**DATA IN THIS EXERCISE**
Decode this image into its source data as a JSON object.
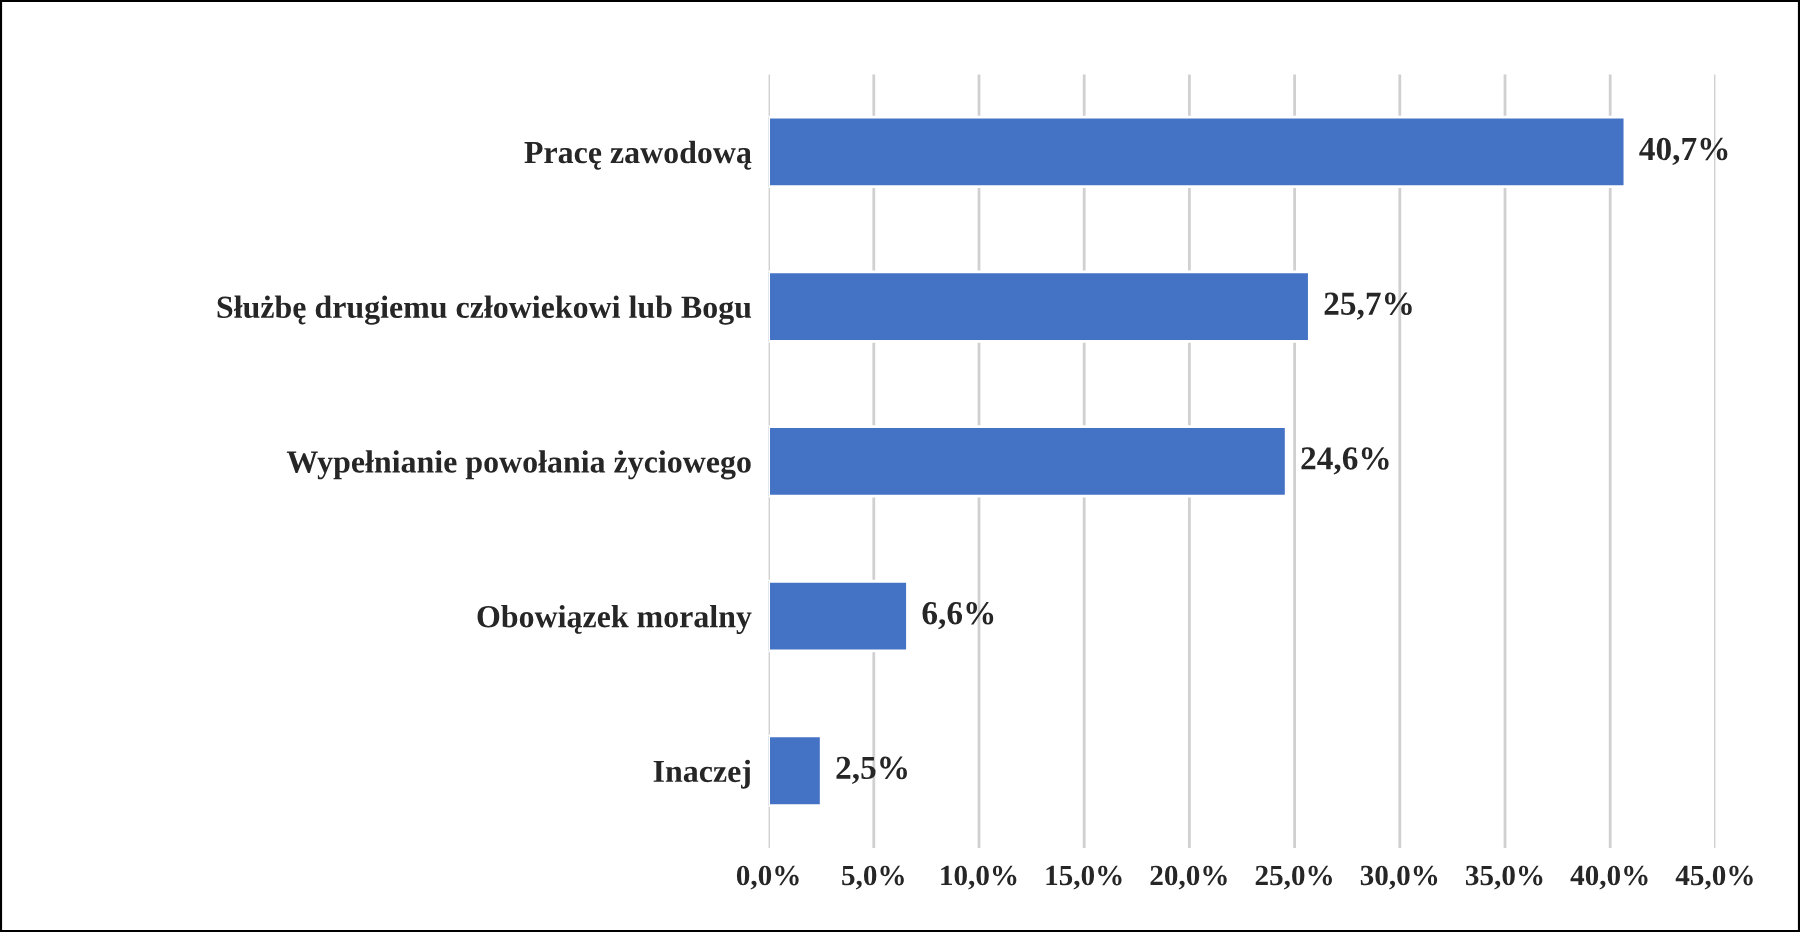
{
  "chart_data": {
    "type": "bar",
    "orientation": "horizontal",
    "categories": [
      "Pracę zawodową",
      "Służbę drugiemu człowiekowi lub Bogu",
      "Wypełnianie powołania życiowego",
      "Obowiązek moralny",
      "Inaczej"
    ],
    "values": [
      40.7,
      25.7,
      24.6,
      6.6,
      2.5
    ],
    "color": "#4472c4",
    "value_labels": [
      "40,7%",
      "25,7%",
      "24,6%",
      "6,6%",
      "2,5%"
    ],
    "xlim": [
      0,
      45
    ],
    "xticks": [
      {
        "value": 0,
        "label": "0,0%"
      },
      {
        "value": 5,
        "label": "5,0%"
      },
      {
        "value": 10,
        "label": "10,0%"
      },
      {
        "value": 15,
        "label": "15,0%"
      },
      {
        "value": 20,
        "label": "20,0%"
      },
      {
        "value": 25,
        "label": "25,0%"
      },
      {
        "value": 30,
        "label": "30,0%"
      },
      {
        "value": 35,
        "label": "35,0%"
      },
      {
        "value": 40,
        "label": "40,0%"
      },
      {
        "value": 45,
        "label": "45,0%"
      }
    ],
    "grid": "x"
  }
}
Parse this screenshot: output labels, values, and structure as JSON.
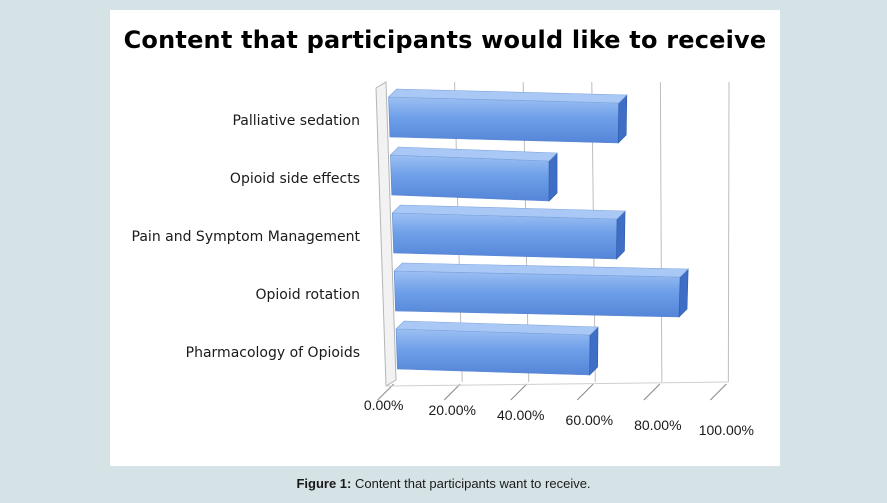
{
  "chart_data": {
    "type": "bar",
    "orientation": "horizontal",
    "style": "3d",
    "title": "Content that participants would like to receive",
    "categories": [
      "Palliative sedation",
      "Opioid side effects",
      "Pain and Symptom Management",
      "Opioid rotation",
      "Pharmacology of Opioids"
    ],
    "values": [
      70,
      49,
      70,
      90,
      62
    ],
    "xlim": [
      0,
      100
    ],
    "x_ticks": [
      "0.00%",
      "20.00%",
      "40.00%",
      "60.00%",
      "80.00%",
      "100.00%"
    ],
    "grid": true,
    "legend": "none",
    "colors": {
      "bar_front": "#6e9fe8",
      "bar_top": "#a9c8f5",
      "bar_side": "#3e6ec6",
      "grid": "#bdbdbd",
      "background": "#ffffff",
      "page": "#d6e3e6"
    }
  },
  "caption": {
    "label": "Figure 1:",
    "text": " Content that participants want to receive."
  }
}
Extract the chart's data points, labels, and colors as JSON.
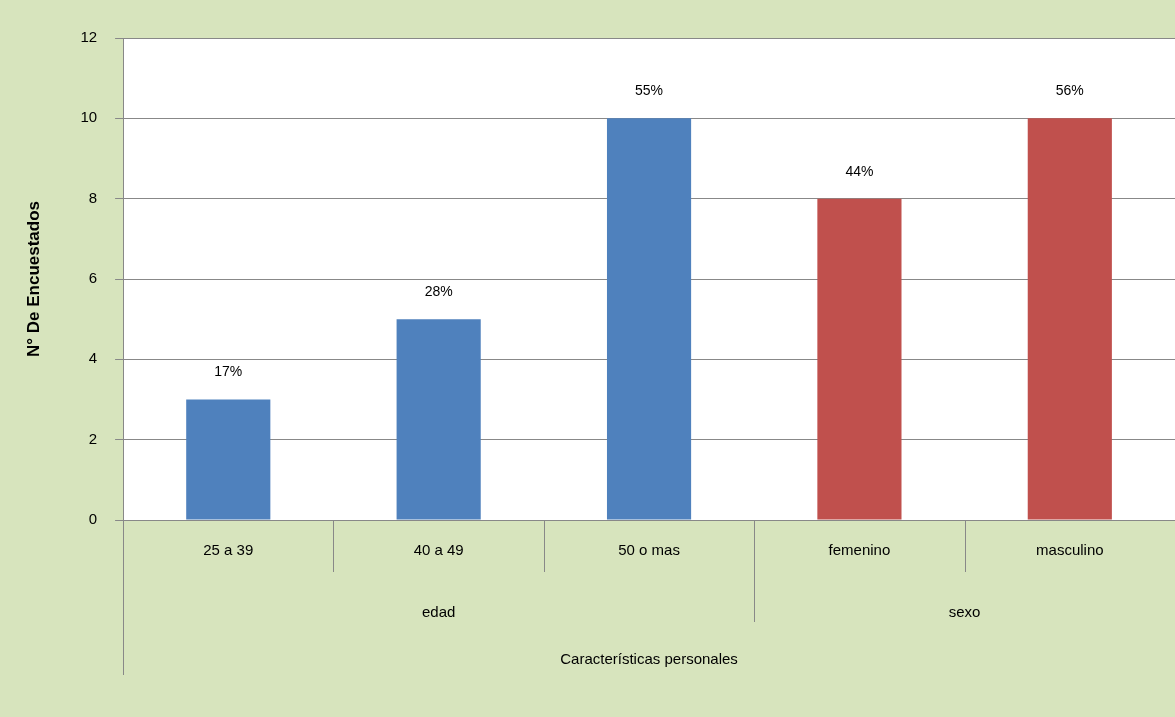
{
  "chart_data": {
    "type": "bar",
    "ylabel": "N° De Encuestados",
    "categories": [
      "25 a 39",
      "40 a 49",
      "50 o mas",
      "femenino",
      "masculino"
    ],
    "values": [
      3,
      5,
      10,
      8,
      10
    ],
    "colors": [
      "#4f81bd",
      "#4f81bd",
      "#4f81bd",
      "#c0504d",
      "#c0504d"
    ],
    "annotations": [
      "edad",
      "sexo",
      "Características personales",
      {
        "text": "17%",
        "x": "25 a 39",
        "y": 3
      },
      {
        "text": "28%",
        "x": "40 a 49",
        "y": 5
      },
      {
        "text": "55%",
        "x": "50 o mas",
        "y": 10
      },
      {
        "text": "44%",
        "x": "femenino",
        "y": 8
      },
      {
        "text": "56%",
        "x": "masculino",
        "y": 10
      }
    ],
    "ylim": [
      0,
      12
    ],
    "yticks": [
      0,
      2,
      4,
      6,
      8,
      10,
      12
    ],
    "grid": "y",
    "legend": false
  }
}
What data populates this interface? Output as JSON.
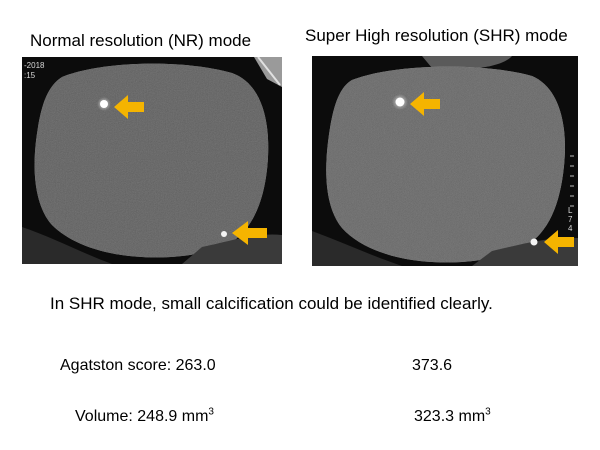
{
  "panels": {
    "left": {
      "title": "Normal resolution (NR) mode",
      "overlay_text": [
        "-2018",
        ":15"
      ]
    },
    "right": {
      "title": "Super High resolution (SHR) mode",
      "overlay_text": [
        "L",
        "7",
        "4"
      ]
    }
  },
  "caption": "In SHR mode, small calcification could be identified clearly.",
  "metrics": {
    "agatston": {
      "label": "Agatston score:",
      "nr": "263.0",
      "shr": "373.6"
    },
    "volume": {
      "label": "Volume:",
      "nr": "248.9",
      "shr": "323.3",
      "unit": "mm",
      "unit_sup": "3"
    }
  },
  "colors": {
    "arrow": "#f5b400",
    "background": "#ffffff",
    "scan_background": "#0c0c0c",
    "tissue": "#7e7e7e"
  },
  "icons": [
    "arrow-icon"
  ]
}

**GOAL OF THE EXERCISE**
Leave out the pictures and output the rest of the material exactly as written.

**RESULT**
Decode this image into its source data as a JSON object.
{
  "chart_data": {
    "type": "bar",
    "orientation": "horizontal",
    "categories": [
      "Pracę zawodową",
      "Służbę drugiemu człowiekowi lub Bogu",
      "Wypełnianie powołania życiowego",
      "Obowiązek moralny",
      "Inaczej"
    ],
    "values": [
      40.7,
      25.7,
      24.6,
      6.6,
      2.5
    ],
    "color": "#4472c4",
    "value_labels": [
      "40,7%",
      "25,7%",
      "24,6%",
      "6,6%",
      "2,5%"
    ],
    "xlim": [
      0,
      45
    ],
    "xticks": [
      {
        "value": 0,
        "label": "0,0%"
      },
      {
        "value": 5,
        "label": "5,0%"
      },
      {
        "value": 10,
        "label": "10,0%"
      },
      {
        "value": 15,
        "label": "15,0%"
      },
      {
        "value": 20,
        "label": "20,0%"
      },
      {
        "value": 25,
        "label": "25,0%"
      },
      {
        "value": 30,
        "label": "30,0%"
      },
      {
        "value": 35,
        "label": "35,0%"
      },
      {
        "value": 40,
        "label": "40,0%"
      },
      {
        "value": 45,
        "label": "45,0%"
      }
    ],
    "grid": "x"
  }
}
Parse this screenshot: output labels, values, and structure as JSON.
{
  "chart_data": {
    "type": "bar",
    "orientation": "horizontal",
    "style": "3d",
    "title": "Content that participants would like to receive",
    "categories": [
      "Palliative sedation",
      "Opioid side effects",
      "Pain and Symptom Management",
      "Opioid rotation",
      "Pharmacology of Opioids"
    ],
    "values": [
      70,
      49,
      70,
      90,
      62
    ],
    "xlim": [
      0,
      100
    ],
    "x_ticks": [
      "0.00%",
      "20.00%",
      "40.00%",
      "60.00%",
      "80.00%",
      "100.00%"
    ],
    "grid": true,
    "legend": "none",
    "colors": {
      "bar_front": "#6e9fe8",
      "bar_top": "#a9c8f5",
      "bar_side": "#3e6ec6",
      "grid": "#bdbdbd",
      "background": "#ffffff",
      "page": "#d6e3e6"
    }
  },
  "caption": {
    "label": "Figure 1:",
    "text": " Content that participants want to receive."
  }
}
Extract the chart's data points, labels, and colors as JSON.
{
  "chart_data": {
    "type": "bar",
    "ylabel": "N° De Encuestados",
    "categories": [
      "25 a 39",
      "40 a 49",
      "50 o mas",
      "femenino",
      "masculino"
    ],
    "values": [
      3,
      5,
      10,
      8,
      10
    ],
    "colors": [
      "#4f81bd",
      "#4f81bd",
      "#4f81bd",
      "#c0504d",
      "#c0504d"
    ],
    "annotations": [
      "edad",
      "sexo",
      "Características personales",
      {
        "text": "17%",
        "x": "25 a 39",
        "y": 3
      },
      {
        "text": "28%",
        "x": "40 a 49",
        "y": 5
      },
      {
        "text": "55%",
        "x": "50 o mas",
        "y": 10
      },
      {
        "text": "44%",
        "x": "femenino",
        "y": 8
      },
      {
        "text": "56%",
        "x": "masculino",
        "y": 10
      }
    ],
    "ylim": [
      0,
      12
    ],
    "yticks": [
      0,
      2,
      4,
      6,
      8,
      10,
      12
    ],
    "grid": "y",
    "legend": false
  }
}
What data populates this interface? Output as JSON.
{
  "panels": {
    "left": {
      "title": "Normal resolution (NR) mode",
      "overlay_text": [
        "-2018",
        ":15"
      ]
    },
    "right": {
      "title": "Super High resolution (SHR) mode",
      "overlay_text": [
        "L",
        "7",
        "4"
      ]
    }
  },
  "caption": "In SHR mode, small calcification could be identified clearly.",
  "metrics": {
    "agatston": {
      "label": "Agatston score:",
      "nr": "263.0",
      "shr": "373.6"
    },
    "volume": {
      "label": "Volume:",
      "nr": "248.9",
      "shr": "323.3",
      "unit": "mm",
      "unit_sup": "3"
    }
  },
  "colors": {
    "arrow": "#f5b400",
    "background": "#ffffff",
    "scan_background": "#0c0c0c",
    "tissue": "#7e7e7e"
  },
  "icons": [
    "arrow-icon"
  ]
}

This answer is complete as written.